:: Exercise instructions ::
Decide whether each statement below agrees with the text on Arkas, answering yes or no and quoting the words of the text that settle it. 1. Arkas-Analysis annotates the Kallisto results with information taken from source FASTA files. 2. The downstream gene-set analysis focuses mainly on ENSEMBL annotations. 3. The two Arkas applications are hosted in Amazon's cloud environment.

:: Text for analysis ::
Arkas: Rapid reproducible RNAseq analysis.
Anthony R ColomboTimothy J TricheGiridharan RamsinghPublished in: F1000Research (2017)
The recently introduced Kallisto pseudoaligner has radically simplified the quantification of transcripts in RNA-sequencing experiments. We offer cloud-scale RNAseq pipelines Arkas-Quantification, which deploys Kallisto for parallel cloud computations, and Arkas-Analysis, which annotates the Kallisto results by extracting structured information directly from source FASTA files with per-contig metadata and calculates the differential expression and gene-set enrichment analysis on both coding genes and transcripts. The biologically informative downstream gene-set analysis maintains special focus on Reactome annotations while supporting ENSEMBL transcriptomes. The Arkas cloud quantification pipeline includes support for custom user-uploaded FASTA files, selection for bias correction and pseudoBAM output. The option to retain pseudoBAM output for structural variant detection and annotation provides a middle ground between de novo transcriptome assembly and routine quantification, while consuming a fraction of the resources used by popular fusion detection pipelines. Illumina's BaseSpace cloud computing environment, where these two applications are hosted, offers a massively parallel distributive quantification step for users where investigators are better served by cloud-based computing platforms due to inherent efficiencies of scale.

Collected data
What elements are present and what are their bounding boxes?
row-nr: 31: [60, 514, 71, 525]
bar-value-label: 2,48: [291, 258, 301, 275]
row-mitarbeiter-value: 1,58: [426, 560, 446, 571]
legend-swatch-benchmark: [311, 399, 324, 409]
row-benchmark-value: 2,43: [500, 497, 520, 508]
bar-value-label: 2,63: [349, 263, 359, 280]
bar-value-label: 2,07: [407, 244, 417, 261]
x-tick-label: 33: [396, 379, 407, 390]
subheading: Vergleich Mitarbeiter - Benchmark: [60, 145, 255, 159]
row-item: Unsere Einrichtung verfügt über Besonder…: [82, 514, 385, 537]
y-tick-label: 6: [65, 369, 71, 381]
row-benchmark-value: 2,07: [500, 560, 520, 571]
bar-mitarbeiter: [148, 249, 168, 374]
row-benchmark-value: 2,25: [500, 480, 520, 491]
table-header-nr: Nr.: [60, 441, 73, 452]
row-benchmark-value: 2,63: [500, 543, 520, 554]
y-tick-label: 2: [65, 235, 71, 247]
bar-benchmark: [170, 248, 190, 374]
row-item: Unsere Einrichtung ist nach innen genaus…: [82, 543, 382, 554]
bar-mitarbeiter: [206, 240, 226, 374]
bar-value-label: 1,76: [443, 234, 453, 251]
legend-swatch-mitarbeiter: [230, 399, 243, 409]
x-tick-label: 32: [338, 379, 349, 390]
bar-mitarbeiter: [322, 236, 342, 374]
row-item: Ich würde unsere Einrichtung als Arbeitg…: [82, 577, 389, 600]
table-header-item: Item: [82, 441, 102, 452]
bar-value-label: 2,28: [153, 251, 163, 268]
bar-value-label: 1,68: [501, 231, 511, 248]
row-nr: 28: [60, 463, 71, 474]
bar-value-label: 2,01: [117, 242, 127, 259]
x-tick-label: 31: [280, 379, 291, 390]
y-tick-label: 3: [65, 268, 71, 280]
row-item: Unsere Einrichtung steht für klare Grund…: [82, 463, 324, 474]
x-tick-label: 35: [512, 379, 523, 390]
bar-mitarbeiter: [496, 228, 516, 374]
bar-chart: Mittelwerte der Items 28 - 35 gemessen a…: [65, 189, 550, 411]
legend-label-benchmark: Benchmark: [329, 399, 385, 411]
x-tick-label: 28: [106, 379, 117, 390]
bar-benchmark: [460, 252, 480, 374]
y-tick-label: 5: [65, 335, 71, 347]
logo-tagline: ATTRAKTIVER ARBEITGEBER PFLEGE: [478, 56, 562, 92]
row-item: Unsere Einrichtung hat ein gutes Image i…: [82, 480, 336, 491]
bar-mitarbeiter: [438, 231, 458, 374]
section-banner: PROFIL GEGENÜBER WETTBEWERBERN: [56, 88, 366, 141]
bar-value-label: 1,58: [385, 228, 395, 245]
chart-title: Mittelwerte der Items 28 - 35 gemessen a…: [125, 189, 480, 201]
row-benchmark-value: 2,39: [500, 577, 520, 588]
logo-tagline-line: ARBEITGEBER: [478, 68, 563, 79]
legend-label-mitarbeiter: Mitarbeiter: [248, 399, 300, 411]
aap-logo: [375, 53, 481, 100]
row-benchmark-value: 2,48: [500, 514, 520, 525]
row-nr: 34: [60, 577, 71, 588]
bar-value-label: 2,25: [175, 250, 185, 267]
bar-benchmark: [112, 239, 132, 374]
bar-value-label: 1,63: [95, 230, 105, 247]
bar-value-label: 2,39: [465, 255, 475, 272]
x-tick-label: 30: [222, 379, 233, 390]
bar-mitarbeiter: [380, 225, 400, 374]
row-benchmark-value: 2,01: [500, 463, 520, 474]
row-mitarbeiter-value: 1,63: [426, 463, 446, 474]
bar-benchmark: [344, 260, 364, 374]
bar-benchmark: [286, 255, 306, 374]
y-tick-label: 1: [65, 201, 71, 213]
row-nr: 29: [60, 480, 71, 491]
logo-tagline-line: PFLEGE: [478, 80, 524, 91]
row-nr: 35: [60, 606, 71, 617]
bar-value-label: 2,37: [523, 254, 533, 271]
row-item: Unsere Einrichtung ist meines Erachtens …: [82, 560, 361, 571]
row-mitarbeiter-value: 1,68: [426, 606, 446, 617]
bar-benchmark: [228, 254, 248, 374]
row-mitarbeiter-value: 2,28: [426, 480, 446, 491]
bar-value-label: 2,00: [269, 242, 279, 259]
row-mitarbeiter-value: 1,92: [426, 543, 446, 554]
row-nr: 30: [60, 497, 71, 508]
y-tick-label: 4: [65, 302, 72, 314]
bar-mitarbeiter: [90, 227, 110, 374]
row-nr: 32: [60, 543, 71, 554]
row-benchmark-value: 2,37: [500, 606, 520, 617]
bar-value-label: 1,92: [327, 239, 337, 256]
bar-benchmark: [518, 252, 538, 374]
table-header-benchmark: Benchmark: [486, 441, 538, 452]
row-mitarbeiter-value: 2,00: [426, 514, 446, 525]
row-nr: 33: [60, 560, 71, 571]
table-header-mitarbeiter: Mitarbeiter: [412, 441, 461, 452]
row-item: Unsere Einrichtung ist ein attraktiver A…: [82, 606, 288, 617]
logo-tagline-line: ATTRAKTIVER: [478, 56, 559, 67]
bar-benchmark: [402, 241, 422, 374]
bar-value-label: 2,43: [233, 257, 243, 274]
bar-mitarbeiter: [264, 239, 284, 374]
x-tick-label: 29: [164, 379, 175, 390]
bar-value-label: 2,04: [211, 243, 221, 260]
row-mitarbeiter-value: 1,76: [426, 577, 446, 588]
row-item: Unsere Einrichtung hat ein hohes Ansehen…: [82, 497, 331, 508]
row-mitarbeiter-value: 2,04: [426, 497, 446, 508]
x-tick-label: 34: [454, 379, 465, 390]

:: Written answer ::
1. Yes: "annotates the Kallisto results by extracting structured information directly from source FASTA files with per-contig metadata"
2. No: "maintains special focus on Reactome annotations while supporting ENSEMBL transcriptomes"
3. No: "Illumina's BaseSpace cloud computing environment, where these two applications are hosted"